- [To do] Copy the lines below word for word, reproducing each one unchanged.

- [Available data]
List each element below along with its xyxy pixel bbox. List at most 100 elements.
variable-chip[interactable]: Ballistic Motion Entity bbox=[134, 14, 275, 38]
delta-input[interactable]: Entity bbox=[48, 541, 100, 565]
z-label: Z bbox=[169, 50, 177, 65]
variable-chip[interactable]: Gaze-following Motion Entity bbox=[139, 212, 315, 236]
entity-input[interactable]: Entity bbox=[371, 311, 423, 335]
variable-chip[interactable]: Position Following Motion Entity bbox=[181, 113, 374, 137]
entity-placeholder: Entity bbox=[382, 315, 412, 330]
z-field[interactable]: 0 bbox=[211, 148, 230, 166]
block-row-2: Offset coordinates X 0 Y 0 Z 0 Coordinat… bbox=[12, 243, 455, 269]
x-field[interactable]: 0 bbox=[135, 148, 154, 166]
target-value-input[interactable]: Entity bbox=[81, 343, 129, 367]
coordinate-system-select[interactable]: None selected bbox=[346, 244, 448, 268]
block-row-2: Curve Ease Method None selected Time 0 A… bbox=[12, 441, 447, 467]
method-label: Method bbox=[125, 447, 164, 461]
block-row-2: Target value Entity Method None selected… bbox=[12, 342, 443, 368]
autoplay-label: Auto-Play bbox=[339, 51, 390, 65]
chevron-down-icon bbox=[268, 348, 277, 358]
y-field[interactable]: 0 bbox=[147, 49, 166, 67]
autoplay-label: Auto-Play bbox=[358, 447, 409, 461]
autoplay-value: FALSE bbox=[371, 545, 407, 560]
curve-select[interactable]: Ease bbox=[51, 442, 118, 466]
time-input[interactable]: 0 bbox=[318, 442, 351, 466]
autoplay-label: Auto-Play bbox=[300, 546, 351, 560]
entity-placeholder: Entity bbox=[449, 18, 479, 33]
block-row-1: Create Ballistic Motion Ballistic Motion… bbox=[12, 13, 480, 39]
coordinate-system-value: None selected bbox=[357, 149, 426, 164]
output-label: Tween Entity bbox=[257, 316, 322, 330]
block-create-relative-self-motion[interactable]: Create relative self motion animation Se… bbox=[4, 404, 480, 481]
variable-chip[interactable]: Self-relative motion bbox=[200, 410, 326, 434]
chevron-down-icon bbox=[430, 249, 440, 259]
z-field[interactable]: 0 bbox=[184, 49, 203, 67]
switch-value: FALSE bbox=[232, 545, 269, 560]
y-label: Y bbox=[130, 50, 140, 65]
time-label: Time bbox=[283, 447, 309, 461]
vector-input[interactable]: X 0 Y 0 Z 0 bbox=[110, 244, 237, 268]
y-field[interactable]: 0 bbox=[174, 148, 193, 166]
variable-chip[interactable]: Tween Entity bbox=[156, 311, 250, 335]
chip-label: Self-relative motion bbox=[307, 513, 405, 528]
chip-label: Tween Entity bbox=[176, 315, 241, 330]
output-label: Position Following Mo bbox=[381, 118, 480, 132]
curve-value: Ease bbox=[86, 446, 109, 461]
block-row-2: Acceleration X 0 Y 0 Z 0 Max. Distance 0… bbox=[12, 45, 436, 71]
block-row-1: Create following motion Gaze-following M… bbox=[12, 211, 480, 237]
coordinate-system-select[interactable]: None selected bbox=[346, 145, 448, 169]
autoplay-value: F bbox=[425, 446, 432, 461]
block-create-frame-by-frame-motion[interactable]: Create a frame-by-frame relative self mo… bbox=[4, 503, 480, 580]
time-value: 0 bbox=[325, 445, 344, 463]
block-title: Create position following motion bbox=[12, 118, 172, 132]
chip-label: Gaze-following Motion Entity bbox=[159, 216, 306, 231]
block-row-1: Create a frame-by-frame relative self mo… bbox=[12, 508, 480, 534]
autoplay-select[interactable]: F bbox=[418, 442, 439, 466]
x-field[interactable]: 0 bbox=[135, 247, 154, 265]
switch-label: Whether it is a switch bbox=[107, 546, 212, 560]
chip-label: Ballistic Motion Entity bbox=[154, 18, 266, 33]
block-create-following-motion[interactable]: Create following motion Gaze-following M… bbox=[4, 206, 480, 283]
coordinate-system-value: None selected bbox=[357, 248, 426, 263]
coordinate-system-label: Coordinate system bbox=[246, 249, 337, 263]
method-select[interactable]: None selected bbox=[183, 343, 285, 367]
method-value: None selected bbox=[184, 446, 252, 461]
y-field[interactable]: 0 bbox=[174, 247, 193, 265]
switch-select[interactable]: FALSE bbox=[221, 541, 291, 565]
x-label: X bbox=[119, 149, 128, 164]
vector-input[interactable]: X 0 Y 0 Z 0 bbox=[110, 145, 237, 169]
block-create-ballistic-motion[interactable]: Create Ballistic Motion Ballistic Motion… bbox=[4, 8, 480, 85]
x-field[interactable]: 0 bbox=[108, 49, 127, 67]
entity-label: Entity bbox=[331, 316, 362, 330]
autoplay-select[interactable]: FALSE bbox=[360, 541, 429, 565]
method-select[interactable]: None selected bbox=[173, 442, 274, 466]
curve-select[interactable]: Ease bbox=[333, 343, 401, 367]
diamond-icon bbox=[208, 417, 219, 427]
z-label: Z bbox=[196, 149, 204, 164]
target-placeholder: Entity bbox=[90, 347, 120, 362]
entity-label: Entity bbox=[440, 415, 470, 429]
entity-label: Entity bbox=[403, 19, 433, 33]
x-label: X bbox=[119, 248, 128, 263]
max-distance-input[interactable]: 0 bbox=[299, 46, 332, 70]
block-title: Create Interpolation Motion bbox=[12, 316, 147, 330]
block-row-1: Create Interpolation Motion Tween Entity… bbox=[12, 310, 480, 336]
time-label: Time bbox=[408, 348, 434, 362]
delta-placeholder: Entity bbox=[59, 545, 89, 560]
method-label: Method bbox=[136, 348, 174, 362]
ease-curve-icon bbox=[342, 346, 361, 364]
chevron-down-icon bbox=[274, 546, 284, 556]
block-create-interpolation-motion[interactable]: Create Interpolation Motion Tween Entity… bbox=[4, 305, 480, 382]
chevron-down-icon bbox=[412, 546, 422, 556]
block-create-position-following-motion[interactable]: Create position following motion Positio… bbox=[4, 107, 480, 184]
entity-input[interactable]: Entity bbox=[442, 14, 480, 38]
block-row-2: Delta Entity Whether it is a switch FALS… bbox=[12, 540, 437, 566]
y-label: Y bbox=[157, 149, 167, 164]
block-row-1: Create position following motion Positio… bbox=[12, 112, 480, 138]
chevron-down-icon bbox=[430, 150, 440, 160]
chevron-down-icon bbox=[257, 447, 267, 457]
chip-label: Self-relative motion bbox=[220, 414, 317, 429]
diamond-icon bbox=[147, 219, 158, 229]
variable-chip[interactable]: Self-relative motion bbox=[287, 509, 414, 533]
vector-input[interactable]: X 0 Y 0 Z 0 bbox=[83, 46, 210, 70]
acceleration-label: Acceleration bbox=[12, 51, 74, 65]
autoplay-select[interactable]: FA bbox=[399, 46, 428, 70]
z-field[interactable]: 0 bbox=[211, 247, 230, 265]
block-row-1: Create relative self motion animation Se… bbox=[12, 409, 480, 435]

- [Problem solution]
List each element below along with its xyxy pixel bbox. List at most 100 elements.
variable-chip[interactable]: Ballistic Motion Entity bbox=[134, 14, 275, 38]
delta-input[interactable]: Entity bbox=[48, 541, 100, 565]
z-label: Z bbox=[169, 50, 177, 65]
variable-chip[interactable]: Gaze-following Motion Entity bbox=[139, 212, 315, 236]
entity-input[interactable]: Entity bbox=[371, 311, 423, 335]
variable-chip[interactable]: Position Following Motion Entity bbox=[181, 113, 374, 137]
entity-placeholder: Entity bbox=[382, 315, 412, 330]
z-field[interactable]: 0 bbox=[211, 148, 230, 166]
block-row-2: Offset coordinates X 0 Y 0 Z 0 Coordinat… bbox=[12, 243, 455, 269]
x-field[interactable]: 0 bbox=[135, 148, 154, 166]
target-value-input[interactable]: Entity bbox=[81, 343, 129, 367]
coordinate-system-select[interactable]: None selected bbox=[346, 244, 448, 268]
block-row-2: Curve Ease Method None selected Time 0 A… bbox=[12, 441, 447, 467]
method-label: Method bbox=[125, 447, 164, 461]
block-row-2: Target value Entity Method None selected… bbox=[12, 342, 443, 368]
autoplay-label: Auto-Play bbox=[339, 51, 390, 65]
chevron-down-icon bbox=[268, 348, 277, 358]
y-field[interactable]: 0 bbox=[147, 49, 166, 67]
autoplay-label: Auto-Play bbox=[358, 447, 409, 461]
autoplay-value: FALSE bbox=[371, 545, 407, 560]
curve-select[interactable]: Ease bbox=[51, 442, 118, 466]
time-input[interactable]: 0 bbox=[318, 442, 351, 466]
autoplay-label: Auto-Play bbox=[300, 546, 351, 560]
entity-placeholder: Entity bbox=[449, 18, 479, 33]
block-row-1: Create Ballistic Motion Ballistic Motion… bbox=[12, 13, 480, 39]
coordinate-system-value: None selected bbox=[357, 149, 426, 164]
output-label: Tween Entity bbox=[257, 316, 322, 330]
block-create-relative-self-motion[interactable]: Create relative self motion animation Se… bbox=[4, 404, 480, 481]
variable-chip[interactable]: Self-relative motion bbox=[200, 410, 326, 434]
chevron-down-icon bbox=[430, 249, 440, 259]
z-field[interactable]: 0 bbox=[184, 49, 203, 67]
switch-value: FALSE bbox=[232, 545, 269, 560]
y-label: Y bbox=[130, 50, 140, 65]
time-label: Time bbox=[283, 447, 309, 461]
vector-input[interactable]: X 0 Y 0 Z 0 bbox=[110, 244, 237, 268]
y-field[interactable]: 0 bbox=[174, 148, 193, 166]
variable-chip[interactable]: Tween Entity bbox=[156, 311, 250, 335]
chip-label: Self-relative motion bbox=[307, 513, 405, 528]
chip-label: Tween Entity bbox=[176, 315, 241, 330]
output-label: Position Following Mo bbox=[381, 118, 480, 132]
curve-value: Ease bbox=[86, 446, 109, 461]
block-row-2: Acceleration X 0 Y 0 Z 0 Max. Distance 0… bbox=[12, 45, 436, 71]
block-row-1: Create following motion Gaze-following M… bbox=[12, 211, 480, 237]
coordinate-system-select[interactable]: None selected bbox=[346, 145, 448, 169]
autoplay-value: F bbox=[425, 446, 432, 461]
block-create-frame-by-frame-motion[interactable]: Create a frame-by-frame relative self mo… bbox=[4, 503, 480, 580]
time-value: 0 bbox=[325, 445, 344, 463]
block-title: Create position following motion bbox=[12, 118, 172, 132]
chip-label: Gaze-following Motion Entity bbox=[159, 216, 306, 231]
block-row-1: Create a frame-by-frame relative self mo… bbox=[12, 508, 480, 534]
autoplay-select[interactable]: F bbox=[418, 442, 439, 466]
x-field[interactable]: 0 bbox=[135, 247, 154, 265]
switch-label: Whether it is a switch bbox=[107, 546, 212, 560]
chip-label: Ballistic Motion Entity bbox=[154, 18, 266, 33]
block-create-following-motion[interactable]: Create following motion Gaze-following M… bbox=[4, 206, 480, 283]
coordinate-system-value: None selected bbox=[357, 248, 426, 263]
coordinate-system-label: Coordinate system bbox=[246, 249, 337, 263]
method-select[interactable]: None selected bbox=[183, 343, 285, 367]
method-value: None selected bbox=[184, 446, 252, 461]
y-field[interactable]: 0 bbox=[174, 247, 193, 265]
switch-select[interactable]: FALSE bbox=[221, 541, 291, 565]
x-label: X bbox=[119, 149, 128, 164]
vector-input[interactable]: X 0 Y 0 Z 0 bbox=[110, 145, 237, 169]
block-create-ballistic-motion[interactable]: Create Ballistic Motion Ballistic Motion… bbox=[4, 8, 480, 85]
x-field[interactable]: 0 bbox=[108, 49, 127, 67]
entity-label: Entity bbox=[331, 316, 362, 330]
autoplay-select[interactable]: FALSE bbox=[360, 541, 429, 565]
method-select[interactable]: None selected bbox=[173, 442, 274, 466]
curve-select[interactable]: Ease bbox=[333, 343, 401, 367]
diamond-icon bbox=[208, 417, 219, 427]
z-label: Z bbox=[196, 149, 204, 164]
target-placeholder: Entity bbox=[90, 347, 120, 362]
entity-label: Entity bbox=[440, 415, 470, 429]
entity-label: Entity bbox=[403, 19, 433, 33]
x-label: X bbox=[119, 248, 128, 263]
max-distance-input[interactable]: 0 bbox=[299, 46, 332, 70]
block-title: Create Interpolation Motion bbox=[12, 316, 147, 330]
block-row-1: Create Interpolation Motion Tween Entity… bbox=[12, 310, 480, 336]
time-label: Time bbox=[408, 348, 434, 362]
delta-placeholder: Entity bbox=[59, 545, 89, 560]
method-label: Method bbox=[136, 348, 174, 362]
ease-curve-icon bbox=[342, 346, 361, 364]
chevron-down-icon bbox=[274, 546, 284, 556]
block-create-interpolation-motion[interactable]: Create Interpolation Motion Tween Entity… bbox=[4, 305, 480, 382]
chevron-down-icon bbox=[412, 546, 422, 556]
block-create-position-following-motion[interactable]: Create position following motion Positio… bbox=[4, 107, 480, 184]
entity-input[interactable]: Entity bbox=[442, 14, 480, 38]
block-row-2: Delta Entity Whether it is a switch FALS… bbox=[12, 540, 437, 566]
y-label: Y bbox=[157, 149, 167, 164]
block-row-1: Create position following motion Positio… bbox=[12, 112, 480, 138]
chevron-down-icon bbox=[430, 150, 440, 160]
chevron-down-icon bbox=[257, 447, 267, 457]
chip-label: Self-relative motion bbox=[220, 414, 317, 429]
diamond-icon bbox=[147, 219, 158, 229]
variable-chip[interactable]: Self-relative motion bbox=[287, 509, 414, 533]
vector-input[interactable]: X 0 Y 0 Z 0 bbox=[83, 46, 210, 70]
acceleration-label: Acceleration bbox=[12, 51, 74, 65]
autoplay-select[interactable]: FA bbox=[399, 46, 428, 70]
z-field[interactable]: 0 bbox=[211, 247, 230, 265]
block-row-1: Create relative self motion animation Se… bbox=[12, 409, 480, 435]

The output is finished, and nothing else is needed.